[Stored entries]
*** Block opens ***

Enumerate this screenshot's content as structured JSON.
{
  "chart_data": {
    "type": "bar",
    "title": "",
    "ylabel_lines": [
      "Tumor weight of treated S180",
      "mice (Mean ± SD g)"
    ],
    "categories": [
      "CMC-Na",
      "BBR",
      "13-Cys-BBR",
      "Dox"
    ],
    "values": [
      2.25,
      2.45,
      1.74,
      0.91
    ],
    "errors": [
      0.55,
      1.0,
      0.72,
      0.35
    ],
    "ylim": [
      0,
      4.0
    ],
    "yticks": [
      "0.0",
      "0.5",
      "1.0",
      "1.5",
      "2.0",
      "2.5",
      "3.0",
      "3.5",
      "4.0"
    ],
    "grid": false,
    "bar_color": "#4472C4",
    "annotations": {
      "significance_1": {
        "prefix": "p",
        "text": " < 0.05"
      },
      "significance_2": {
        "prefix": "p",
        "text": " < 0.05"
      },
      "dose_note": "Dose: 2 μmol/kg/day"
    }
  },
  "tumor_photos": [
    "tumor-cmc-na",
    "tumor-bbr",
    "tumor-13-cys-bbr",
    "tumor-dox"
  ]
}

*** Block closes ***

**Task requirements**
Each entry in the data must be copied exactly.

**Exercise response**
Enumerate this screenshot's content as structured JSON.
{
  "chart_data": {
    "type": "bar",
    "title": "",
    "ylabel_lines": [
      "Tumor weight of treated S180",
      "mice (Mean ± SD g)"
    ],
    "categories": [
      "CMC-Na",
      "BBR",
      "13-Cys-BBR",
      "Dox"
    ],
    "values": [
      2.25,
      2.45,
      1.74,
      0.91
    ],
    "errors": [
      0.55,
      1.0,
      0.72,
      0.35
    ],
    "ylim": [
      0,
      4.0
    ],
    "yticks": [
      "0.0",
      "0.5",
      "1.0",
      "1.5",
      "2.0",
      "2.5",
      "3.0",
      "3.5",
      "4.0"
    ],
    "grid": false,
    "bar_color": "#4472C4",
    "annotations": {
      "significance_1": {
        "prefix": "p",
        "text": " < 0.05"
      },
      "significance_2": {
        "prefix": "p",
        "text": " < 0.05"
      },
      "dose_note": "Dose: 2 μmol/kg/day"
    }
  },
  "tumor_photos": [
    "tumor-cmc-na",
    "tumor-bbr",
    "tumor-13-cys-bbr",
    "tumor-dox"
  ]
}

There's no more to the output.